**PROVIDED TEXT**
We passed the distance from Sarayacu to Nauta in eight days, which had cost us twenty-three in the ascent. The distance from Sarayacu to the mouth by the channel is two hundred and seventy miles—in a straight line one hundred and fifty. We travelled all one night when near the mouth; but this is dangerous on the Ucayali and Huallaga. The channels on these rivers are frequently obstructed by grounded trees, striking one of which the boat would almost inevitably perish. It is safer on the broader Amazon.
The Ucayali, as far as Sarayacu, averages half a mile of width, twenty feet of depth at its lowest stage, and three miles the hour of current. I fear that there is a place at the great bend of the river, just below Sarayacu, where there are islands with extensive sand-flats, that may form, at the lowest stage of the river, an obstruction to navigation for a vessel of greater draught than ten feet. At this place, going up, we were paddling close in to the left bank, with apparently deep water, when, seeing a beach on what I thought was the opposite side of the river, probably two hundred and fifty yards distant, I directed the pilot to go over and camp for the night. To my surprise, almost immediately from the moment of his turning the boat's head outward to cross over, the men dropped their paddles, and, taking to their poles, shoved the boat over in not more than four or five feet water. I observed, when we had crossed, that we were on the beach of an island, and asked the pilot if there was more water in the other channel, on the right bank. He said, yes; that, when the river was very low, this side was dry, but the other never.
It is difficult, on account of the roving habits of the people who live upon the Ucayali, to make any estimate concerning the increase and decrease of the population. I scarcely find a village that Smyth names when he passed in 1835, and find several which he does not mention. Tipishka Nueva, which he says was the largest settlement on the river next to Sarayacu, and had a population of two hundred, has now entirely disappeared; and Sta. Maria, of which he makes no mention, has probably been settled since he was here, and has at present one hundred and fifty souls. I thought it singular (but of course a casualty) that, in summing up my estimates of the number of the people on the river, between its mouth and Sarayacu, I find it to amount to six hundred and thirty-four, and that Smyth's estimate makes it six hundred and forty. As it regards the length and direction of the reaches of the river, I find that officer remarkably correct. He descended about the 1st of March, and of course had the river wider and deeper, and the current stronger than I found it; for this reason our accounts differ somewhat.

**PROVIDED INFORMATION**
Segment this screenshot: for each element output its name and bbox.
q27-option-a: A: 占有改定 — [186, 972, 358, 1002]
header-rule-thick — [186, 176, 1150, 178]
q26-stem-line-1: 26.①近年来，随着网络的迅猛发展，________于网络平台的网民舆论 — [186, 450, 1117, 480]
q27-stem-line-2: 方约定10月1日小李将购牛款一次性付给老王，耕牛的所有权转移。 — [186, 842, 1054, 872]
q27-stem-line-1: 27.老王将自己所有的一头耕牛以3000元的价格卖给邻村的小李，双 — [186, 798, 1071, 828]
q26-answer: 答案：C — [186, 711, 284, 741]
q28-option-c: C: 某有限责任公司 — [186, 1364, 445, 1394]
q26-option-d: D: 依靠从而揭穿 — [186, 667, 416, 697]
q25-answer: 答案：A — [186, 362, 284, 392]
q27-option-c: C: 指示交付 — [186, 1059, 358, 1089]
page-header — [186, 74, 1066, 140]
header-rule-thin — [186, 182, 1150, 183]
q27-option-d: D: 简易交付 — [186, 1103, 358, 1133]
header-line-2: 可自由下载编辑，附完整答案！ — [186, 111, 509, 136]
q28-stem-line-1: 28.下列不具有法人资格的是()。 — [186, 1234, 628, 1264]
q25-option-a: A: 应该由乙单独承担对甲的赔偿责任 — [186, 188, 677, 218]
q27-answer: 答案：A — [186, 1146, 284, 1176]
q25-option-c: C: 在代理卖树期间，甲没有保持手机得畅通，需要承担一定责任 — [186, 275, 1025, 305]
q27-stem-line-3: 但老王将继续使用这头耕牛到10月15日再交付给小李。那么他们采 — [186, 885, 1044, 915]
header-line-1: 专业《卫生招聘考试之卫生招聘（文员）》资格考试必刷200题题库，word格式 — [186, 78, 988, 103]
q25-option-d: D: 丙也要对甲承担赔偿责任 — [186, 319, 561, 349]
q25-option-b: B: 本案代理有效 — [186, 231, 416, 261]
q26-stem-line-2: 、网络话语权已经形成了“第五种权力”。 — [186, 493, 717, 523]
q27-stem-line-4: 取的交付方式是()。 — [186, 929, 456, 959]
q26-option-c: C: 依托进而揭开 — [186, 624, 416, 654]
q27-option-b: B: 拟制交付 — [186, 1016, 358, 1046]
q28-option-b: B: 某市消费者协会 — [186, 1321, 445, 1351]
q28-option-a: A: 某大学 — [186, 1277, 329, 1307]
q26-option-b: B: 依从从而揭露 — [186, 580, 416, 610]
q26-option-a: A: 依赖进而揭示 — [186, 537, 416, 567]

**EXERCISE REQUIREMENTS**
(a) In the account of the Ucayali River, how many days did the trip from Sarayacu to Nauta take, compared with the ascent?
(b) Resume the account of the Ucayali River after its final sentence.

**EXPECTED OUTPUTS**
(a) It took eight days, compared with twenty-three days in the ascent.

(b)
The difference between high and low-water mark is about thirty-five feet. I planted a pole at a settlement called Guanache as I went up, on the 9th of October; when I passed it going down, on the 1st of November, I found the river had risen nine feet seven inches. It did not, however, commence its regular and steady rise till the 15th of October. A mile inside of the mouth, in the middle of the river, I found seventy-two feet of depth, and two and three-quarter miles current per hour. The bottom of the river is full of sunken trees. I lost two sounding-leads and three axe-heads in the descent. My sounding-line, however, had become very rotten from the dampness of the atmosphere, and did not even stand the strain of the current upon the log-chip, which I also lost.
I had intended to stay at Nauta some days, for I found that so much canoe life was beginning to affect my health, and that I was getting weaker day by day; but Nauta seemed a different place than when I left it. Arebalo, the priest, and Antonio the Paraguá, were gone, and Senhor Cauper seemed out of humor, and not glad to see us. I expect the old gentleman was troubled in his mind about his fish. He had three thousand pieces on a beach of the Ucayali, with the river rising fast and threatening its safety; while his boats had just got off to fetch them away, and were travelling very slowly up.
I wished to get a few more peons; but there were no authorities, and the Indians were engaged in drinking and dancing. Two of my men, whom I had picked up at a settlement called Santos Guagua, on the Ucayali, deserted, though paid as far as Pebas. I feared to lose more; and, collecting the few birds and animals I had left here, I started at half-past 5 p. m. on the 5th of November, having slept in my boat on the night of the 4th for the want of a house, and been nearly devoured by the musquitoes.